> Task description: Reproduce the data below verbatim, starting at the line that has "square-e2[interactable]: [180, 260, 220, 300]" and stopping after the line that has "rank-label-1: 1: [0, 300, 20, 340]", with both of those lines included.

> Provided records:
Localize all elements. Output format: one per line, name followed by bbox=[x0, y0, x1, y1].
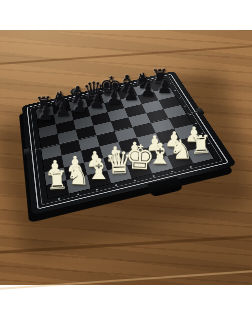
product-photo: ♜♞♝♛♚♝♞♜♟♟♟♟♟♟♟♟♟♟♟♟♟♟♟♟♜♞♝♛♚♝♞♜ bbox=[0, 0, 252, 315]
hinge-left-icon bbox=[24, 148, 30, 156]
wood-grain-line bbox=[0, 269, 252, 290]
wood-grain-line bbox=[0, 44, 252, 65]
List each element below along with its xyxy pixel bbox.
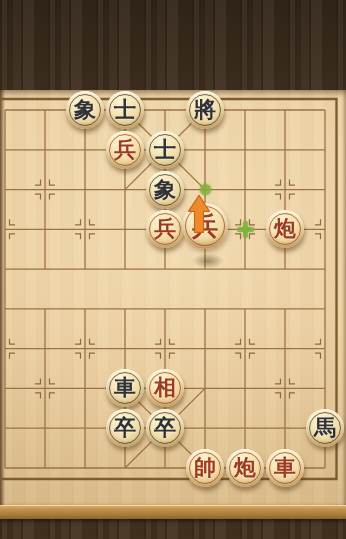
selection-arrow-layer (0, 0, 346, 539)
xiangqi-app: 象士將兵士象兵炮兵車相卒卒馬帥炮車 (0, 0, 346, 539)
up-arrow-icon (189, 195, 210, 232)
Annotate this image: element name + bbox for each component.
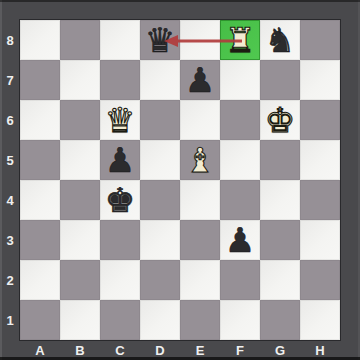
square-e2[interactable]: [180, 260, 220, 300]
square-b6[interactable]: [60, 100, 100, 140]
square-h7[interactable]: [300, 60, 340, 100]
square-h2[interactable]: [300, 260, 340, 300]
file-label-b: B: [60, 340, 100, 360]
square-b4[interactable]: [60, 180, 100, 220]
black-pawn[interactable]: ♟: [225, 220, 255, 260]
square-f5[interactable]: [220, 140, 260, 180]
square-e1[interactable]: [180, 300, 220, 340]
square-d7[interactable]: [140, 60, 180, 100]
square-e3[interactable]: [180, 220, 220, 260]
square-a4[interactable]: [20, 180, 60, 220]
square-c5[interactable]: ♟: [100, 140, 140, 180]
square-b7[interactable]: [60, 60, 100, 100]
square-c8[interactable]: [100, 20, 140, 60]
square-g3[interactable]: [260, 220, 300, 260]
rank-label-3: 3: [0, 220, 20, 260]
square-e6[interactable]: [180, 100, 220, 140]
white-king[interactable]: ♚: [265, 100, 295, 140]
rank-label-1: 1: [0, 300, 20, 340]
white-queen[interactable]: ♛: [105, 100, 135, 140]
rank-label-6: 6: [0, 100, 20, 140]
square-g5[interactable]: [260, 140, 300, 180]
black-knight[interactable]: ♞: [265, 20, 295, 60]
white-bishop[interactable]: ♝: [185, 140, 215, 180]
square-d8[interactable]: ♛: [140, 20, 180, 60]
square-c2[interactable]: [100, 260, 140, 300]
square-c4[interactable]: ♚: [100, 180, 140, 220]
square-a6[interactable]: [20, 100, 60, 140]
white-rook[interactable]: ♜: [225, 20, 255, 60]
square-d3[interactable]: [140, 220, 180, 260]
square-g2[interactable]: [260, 260, 300, 300]
square-f6[interactable]: [220, 100, 260, 140]
square-f3[interactable]: ♟: [220, 220, 260, 260]
file-label-e: E: [180, 340, 220, 360]
file-label-g: G: [260, 340, 300, 360]
black-pawn[interactable]: ♟: [185, 60, 215, 100]
square-g6[interactable]: ♚: [260, 100, 300, 140]
square-f4[interactable]: [220, 180, 260, 220]
chess-board: ♛♜♞♟♛♚♟♝♚♟: [20, 20, 340, 340]
square-h8[interactable]: [300, 20, 340, 60]
square-g1[interactable]: [260, 300, 300, 340]
square-a2[interactable]: [20, 260, 60, 300]
black-pawn[interactable]: ♟: [105, 140, 135, 180]
square-h1[interactable]: [300, 300, 340, 340]
square-d4[interactable]: [140, 180, 180, 220]
square-c1[interactable]: [100, 300, 140, 340]
square-b5[interactable]: [60, 140, 100, 180]
square-a5[interactable]: [20, 140, 60, 180]
square-b2[interactable]: [60, 260, 100, 300]
square-g4[interactable]: [260, 180, 300, 220]
black-queen[interactable]: ♛: [145, 20, 175, 60]
square-h6[interactable]: [300, 100, 340, 140]
square-a7[interactable]: [20, 60, 60, 100]
square-b8[interactable]: [60, 20, 100, 60]
file-label-d: D: [140, 340, 180, 360]
square-d5[interactable]: [140, 140, 180, 180]
square-f1[interactable]: [220, 300, 260, 340]
square-e5[interactable]: ♝: [180, 140, 220, 180]
rank-label-5: 5: [0, 140, 20, 180]
chess-board-frame: ♛♜♞♟♛♚♟♝♚♟ 87654321 ABCDEFGH: [0, 0, 360, 360]
square-e8[interactable]: [180, 20, 220, 60]
rank-label-7: 7: [0, 60, 20, 100]
square-h3[interactable]: [300, 220, 340, 260]
file-label-c: C: [100, 340, 140, 360]
square-c3[interactable]: [100, 220, 140, 260]
square-f7[interactable]: [220, 60, 260, 100]
square-d1[interactable]: [140, 300, 180, 340]
file-label-h: H: [300, 340, 340, 360]
square-g7[interactable]: [260, 60, 300, 100]
square-c6[interactable]: ♛: [100, 100, 140, 140]
file-label-f: F: [220, 340, 260, 360]
square-b1[interactable]: [60, 300, 100, 340]
square-e4[interactable]: [180, 180, 220, 220]
square-g8[interactable]: ♞: [260, 20, 300, 60]
square-f2[interactable]: [220, 260, 260, 300]
square-c7[interactable]: [100, 60, 140, 100]
square-b3[interactable]: [60, 220, 100, 260]
square-e7[interactable]: ♟: [180, 60, 220, 100]
square-d6[interactable]: [140, 100, 180, 140]
square-a1[interactable]: [20, 300, 60, 340]
square-a3[interactable]: [20, 220, 60, 260]
square-d2[interactable]: [140, 260, 180, 300]
black-king[interactable]: ♚: [105, 180, 135, 220]
rank-label-8: 8: [0, 20, 20, 60]
square-h4[interactable]: [300, 180, 340, 220]
square-f8[interactable]: ♜: [220, 20, 260, 60]
file-label-a: A: [20, 340, 60, 360]
square-a8[interactable]: [20, 20, 60, 60]
square-h5[interactable]: [300, 140, 340, 180]
rank-label-2: 2: [0, 260, 20, 300]
rank-label-4: 4: [0, 180, 20, 220]
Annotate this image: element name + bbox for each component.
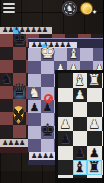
black-k-piece[interactable]: ♚ xyxy=(13,34,26,47)
square[interactable] xyxy=(102,102,104,117)
square[interactable] xyxy=(41,139,54,152)
board-frame xyxy=(0,147,28,153)
board-mono[interactable]: ♝♜♟♟♟♟♞♟♟♝♜ xyxy=(55,70,103,183)
white-n-piece[interactable]: ♞ xyxy=(28,87,41,100)
black-p-piece[interactable]: ♟ xyxy=(28,100,41,113)
black-q-piece[interactable]: ♛ xyxy=(13,86,26,99)
black-b-piece[interactable]: ♝ xyxy=(73,160,88,175)
white-p-piece[interactable]: ♟ xyxy=(87,117,102,132)
square[interactable] xyxy=(58,73,73,88)
captured-pawn: ♟ xyxy=(48,153,54,160)
square[interactable] xyxy=(13,47,26,60)
square[interactable] xyxy=(54,48,67,61)
square[interactable] xyxy=(87,131,102,146)
captured-pawn: ♟ xyxy=(42,27,48,34)
square[interactable] xyxy=(80,48,93,61)
square[interactable] xyxy=(73,117,88,132)
square[interactable] xyxy=(102,88,104,103)
captured-tray-bottom: ♟♟♟♟ xyxy=(29,152,57,160)
square[interactable] xyxy=(13,60,26,73)
blue-turn-indicator xyxy=(42,44,46,48)
medal-knight-icon[interactable]: ♞ xyxy=(62,1,77,16)
medal-knight-glyph: ♞ xyxy=(63,3,76,15)
square[interactable] xyxy=(0,112,13,125)
menu-hamburger-icon[interactable] xyxy=(3,3,15,13)
white-p-piece[interactable]: ♟ xyxy=(73,88,88,103)
square[interactable] xyxy=(41,61,54,74)
square[interactable] xyxy=(73,131,88,146)
square[interactable] xyxy=(102,146,104,161)
white-r-piece[interactable]: ♜ xyxy=(87,73,102,88)
square[interactable] xyxy=(73,102,88,117)
coin-sparkle-icon: ✦ xyxy=(92,9,97,15)
black-k-piece[interactable]: ♚ xyxy=(41,126,54,139)
square[interactable] xyxy=(28,139,41,152)
square[interactable] xyxy=(0,99,13,112)
square[interactable] xyxy=(41,74,54,87)
white-b-piece[interactable]: ♝ xyxy=(67,48,80,61)
square[interactable] xyxy=(0,125,13,138)
square[interactable] xyxy=(102,160,104,175)
square[interactable] xyxy=(28,61,41,74)
black-n-piece[interactable]: ♞ xyxy=(102,131,104,146)
captured-tray-bottom: ♟♟♟♟ xyxy=(0,139,30,147)
white-k-piece[interactable]: ♚ xyxy=(41,48,54,61)
square[interactable] xyxy=(13,125,26,138)
blue-turn-indicator xyxy=(14,30,18,34)
square[interactable] xyxy=(93,48,103,61)
black-p-piece[interactable]: ♟ xyxy=(58,131,73,146)
square[interactable] xyxy=(102,73,104,88)
app-screen: ♞ ✦ ♟♟♟♟♟♟♟♟ ♚♟♞♛ ♟♟♟♟ ♟♟♟♟♟♟♟ ♚♝♟♟♟♞♟♟♚… xyxy=(0,0,103,183)
square[interactable] xyxy=(0,47,13,60)
coin-inner-ring xyxy=(83,5,92,14)
board-frame xyxy=(28,160,56,165)
square[interactable] xyxy=(58,146,73,161)
square[interactable] xyxy=(58,102,73,117)
square[interactable] xyxy=(58,88,73,103)
top-bar: ♞ ✦ xyxy=(0,0,103,18)
captured-pawn: ♟ xyxy=(19,140,25,147)
white-b-piece[interactable]: ♝ xyxy=(73,73,88,88)
white-p-piece[interactable]: ♟ xyxy=(58,117,73,132)
board-frame xyxy=(55,178,103,183)
black-r-piece[interactable]: ♜ xyxy=(87,160,102,175)
square[interactable] xyxy=(87,102,102,117)
board-mono-grid: ♝♜♟♟♟♟♞♟♟♝♜ xyxy=(58,73,103,183)
square[interactable] xyxy=(58,160,73,175)
square[interactable] xyxy=(87,88,102,103)
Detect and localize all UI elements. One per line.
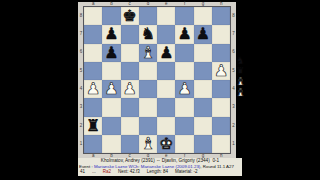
white-bishop: ♝ [141, 45, 155, 61]
rank-label-4: 4 [79, 80, 84, 98]
black-pawn: ♟ [104, 26, 118, 42]
square-d7: ♞ [139, 25, 157, 43]
square-c5 [121, 62, 139, 80]
last-move: Ra2 [103, 169, 111, 175]
square-e2 [157, 117, 175, 135]
square-d2 [139, 117, 157, 135]
square-f7: ♟ [175, 25, 193, 43]
move-status-line: 41...Ra2Next: 42.f3Length: 84Material: -… [78, 169, 242, 175]
square-d3 [139, 98, 157, 116]
tray-black-knight: ♞ [236, 55, 245, 66]
square-d8 [139, 7, 157, 25]
black-pawn: ♟ [196, 26, 210, 42]
square-d4 [139, 80, 157, 98]
square-d1: ♝ [139, 135, 157, 153]
square-g7: ♟ [194, 25, 212, 43]
square-c8: ♚ [121, 7, 139, 25]
square-a1 [84, 135, 102, 153]
tray-white-bishop: ♝ [236, 76, 245, 87]
square-c4: ♟ [121, 80, 139, 98]
rank-label-3: 3 [79, 98, 84, 116]
square-g3 [194, 98, 212, 116]
black-player-name: Djavlin, Grigoriy (2344) [162, 158, 210, 163]
rank-label-6: 6 [79, 44, 84, 62]
square-e4 [157, 80, 175, 98]
square-f5 [175, 62, 193, 80]
tray-white-bishop: ♝ [236, 87, 245, 98]
square-c3 [121, 98, 139, 116]
chess-board: ♚♟♞♟♟♟♝♟♟♟♟♟♟♜♝♚ [84, 7, 230, 153]
square-h5: ♟ [212, 62, 230, 80]
move-dots: ... [92, 169, 96, 175]
square-b8 [102, 7, 120, 25]
square-h3 [212, 98, 230, 116]
square-b5 [102, 62, 120, 80]
square-a7 [84, 25, 102, 43]
square-g4 [194, 80, 212, 98]
white-pawn: ♟ [104, 81, 118, 97]
material-count: Material: -2 [175, 169, 198, 175]
square-a5 [84, 62, 102, 80]
white-pawn: ♟ [177, 81, 191, 97]
square-e5 [157, 62, 175, 80]
square-h1 [212, 135, 230, 153]
square-b3 [102, 98, 120, 116]
square-b6: ♟ [102, 44, 120, 62]
black-pawn: ♟ [177, 26, 191, 42]
square-a8 [84, 7, 102, 25]
white-player-name: Kholmatov, Andrey (2391) [101, 158, 155, 163]
square-e6: ♟ [157, 44, 175, 62]
square-c2 [121, 117, 139, 135]
black-knight: ♞ [141, 26, 155, 42]
square-d6: ♝ [139, 44, 157, 62]
square-g6 [194, 44, 212, 62]
square-a3 [84, 98, 102, 116]
black-pawn: ♟ [104, 45, 118, 61]
rank-label-2: 2 [231, 117, 236, 135]
rank-label-5: 5 [79, 62, 84, 80]
game-caption-panel: Kholmatov, Andrey (2391)--Djavlin, Grigo… [78, 158, 242, 176]
rank-label-7: 7 [79, 25, 84, 43]
square-h4 [212, 80, 230, 98]
square-g8 [194, 7, 212, 25]
game-length: Length: 84 [147, 169, 168, 175]
square-h8 [212, 7, 230, 25]
square-c1 [121, 135, 139, 153]
game-result: 0-1 [212, 158, 219, 163]
white-pawn: ♟ [123, 81, 137, 97]
black-rook: ♜ [86, 118, 100, 134]
square-a6 [84, 44, 102, 62]
next-move: Next: 42.f3 [118, 169, 140, 175]
rank-label-8: 8 [231, 7, 236, 25]
rank-labels-left: 87654321 [79, 7, 84, 153]
square-f6 [175, 44, 193, 62]
square-b4: ♟ [102, 80, 120, 98]
square-a2: ♜ [84, 117, 102, 135]
black-king: ♚ [123, 8, 137, 24]
rank-label-8: 8 [79, 7, 84, 25]
square-f1 [175, 135, 193, 153]
rank-label-7: 7 [231, 25, 236, 43]
square-b7: ♟ [102, 25, 120, 43]
square-f4: ♟ [175, 80, 193, 98]
square-c6 [121, 44, 139, 62]
video-frame: abcdefgh abcdefgh 87654321 87654321 ♚♟♞♟… [0, 0, 320, 180]
rank-label-3: 3 [231, 98, 236, 116]
square-h6 [212, 44, 230, 62]
square-e7 [157, 25, 175, 43]
square-d5 [139, 62, 157, 80]
square-b2 [102, 117, 120, 135]
players-separator: -- [155, 158, 162, 163]
square-b1 [102, 135, 120, 153]
rank-label-1: 1 [231, 135, 236, 153]
square-g5 [194, 62, 212, 80]
square-e8 [157, 7, 175, 25]
square-e1: ♚ [157, 135, 175, 153]
square-g2 [194, 117, 212, 135]
white-pawn: ♟ [86, 81, 100, 97]
square-c7 [121, 25, 139, 43]
white-bishop: ♝ [141, 136, 155, 152]
material-tray: ♞♜♝♝ [235, 55, 246, 97]
square-a4: ♟ [84, 80, 102, 98]
rank-label-2: 2 [79, 117, 84, 135]
square-e3 [157, 98, 175, 116]
square-f2 [175, 117, 193, 135]
square-f8 [175, 7, 193, 25]
square-h7 [212, 25, 230, 43]
black-pawn: ♟ [159, 45, 173, 61]
white-pawn: ♟ [214, 63, 228, 79]
round-info: , Round 11.1 A27 [200, 164, 234, 169]
square-h2 [212, 117, 230, 135]
rank-label-1: 1 [79, 135, 84, 153]
square-g1 [194, 135, 212, 153]
move-number: 41 [80, 169, 85, 175]
square-f3 [175, 98, 193, 116]
white-king: ♚ [159, 136, 173, 152]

> Exercise response:
square-e2[interactable]: [180, 260, 220, 300]
square-b6[interactable]: [60, 100, 100, 140]
square-h7[interactable]: [300, 60, 340, 100]
square-h2[interactable]: [300, 260, 340, 300]
file-label-b: B: [60, 340, 100, 360]
square-b4[interactable]: [60, 180, 100, 220]
black-pawn[interactable]: ♟: [225, 220, 255, 260]
square-f5[interactable]: [220, 140, 260, 180]
square-e1[interactable]: [180, 300, 220, 340]
square-d7[interactable]: [140, 60, 180, 100]
square-e3[interactable]: [180, 220, 220, 260]
square-a4[interactable]: [20, 180, 60, 220]
square-c5[interactable]: ♟: [100, 140, 140, 180]
square-b7[interactable]: [60, 60, 100, 100]
square-c8[interactable]: [100, 20, 140, 60]
square-g3[interactable]: [260, 220, 300, 260]
rank-label-3: 3: [0, 220, 20, 260]
square-e6[interactable]: [180, 100, 220, 140]
white-king[interactable]: ♚: [265, 100, 295, 140]
rank-label-1: 1: [0, 300, 20, 340]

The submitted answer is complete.